**Problem description**
Quote the records below in full, exactly as given, with the images taken out.

(A block of data)
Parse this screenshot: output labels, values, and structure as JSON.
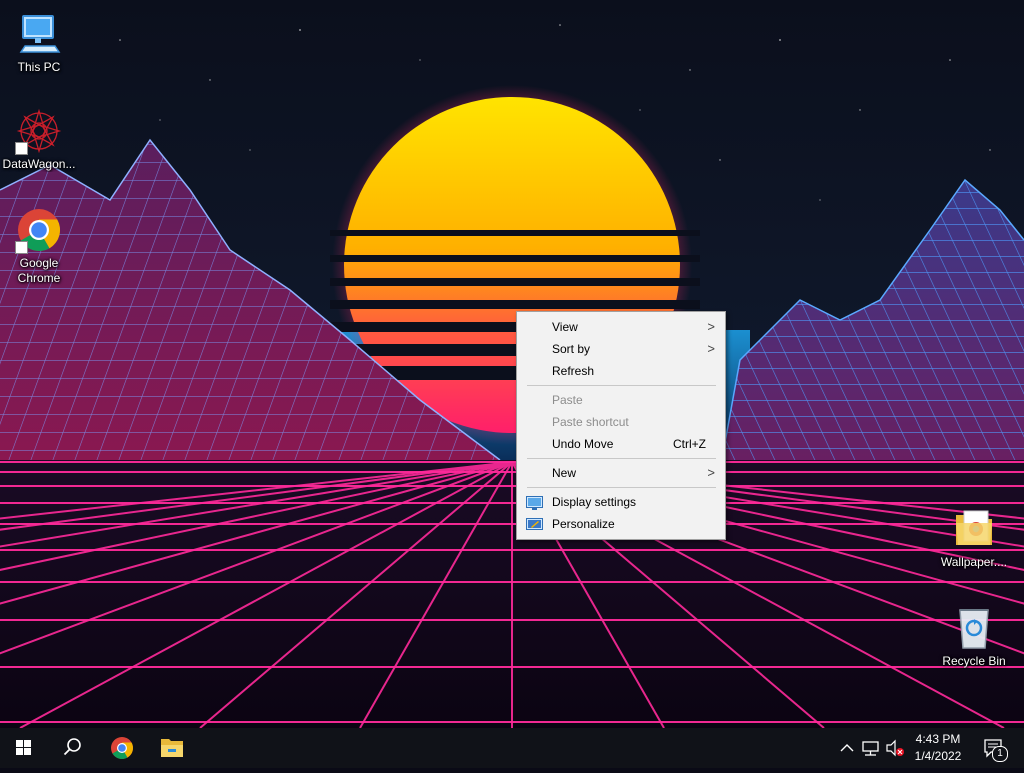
{
  "desktop": {
    "icons": [
      {
        "label": "This PC",
        "icon": "computer-icon"
      },
      {
        "label": "DataWagon...",
        "icon": "datawagon-icon"
      },
      {
        "label": "Google Chrome",
        "icon": "chrome-icon"
      },
      {
        "label": "Wallpaper....",
        "icon": "folder-icon"
      },
      {
        "label": "Recycle Bin",
        "icon": "recycle-bin-icon"
      }
    ]
  },
  "context_menu": {
    "view": "View",
    "sort_by": "Sort by",
    "refresh": "Refresh",
    "paste": "Paste",
    "paste_shortcut": "Paste shortcut",
    "undo_move": "Undo Move",
    "undo_shortcut": "Ctrl+Z",
    "new": "New",
    "display_settings": "Display settings",
    "personalize": "Personalize",
    "submenu_arrow": ">"
  },
  "taskbar": {
    "time": "4:43 PM",
    "date": "1/4/2022",
    "notification_count": "1",
    "icons": [
      "windows-start-icon",
      "search-icon",
      "chrome-icon",
      "file-explorer-icon"
    ]
  },
  "colors": {
    "sun_top": "#ffee00",
    "sun_bottom": "#ff2255",
    "grid": "#ff2a9a",
    "mountain_lines": "#3a7dff",
    "taskbar": "#101218"
  }
}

**Output of the task**
Parse this screenshot: output labels, values, and structure as JSON.
{
  "desktop": {
    "icons": [
      {
        "label": "This PC",
        "icon": "computer-icon"
      },
      {
        "label": "DataWagon...",
        "icon": "datawagon-icon"
      },
      {
        "label": "Google Chrome",
        "icon": "chrome-icon"
      },
      {
        "label": "Wallpaper....",
        "icon": "folder-icon"
      },
      {
        "label": "Recycle Bin",
        "icon": "recycle-bin-icon"
      }
    ]
  },
  "context_menu": {
    "view": "View",
    "sort_by": "Sort by",
    "refresh": "Refresh",
    "paste": "Paste",
    "paste_shortcut": "Paste shortcut",
    "undo_move": "Undo Move",
    "undo_shortcut": "Ctrl+Z",
    "new": "New",
    "display_settings": "Display settings",
    "personalize": "Personalize",
    "submenu_arrow": ">"
  },
  "taskbar": {
    "time": "4:43 PM",
    "date": "1/4/2022",
    "notification_count": "1",
    "icons": [
      "windows-start-icon",
      "search-icon",
      "chrome-icon",
      "file-explorer-icon"
    ]
  },
  "colors": {
    "sun_top": "#ffee00",
    "sun_bottom": "#ff2255",
    "grid": "#ff2a9a",
    "mountain_lines": "#3a7dff",
    "taskbar": "#101218"
  }
}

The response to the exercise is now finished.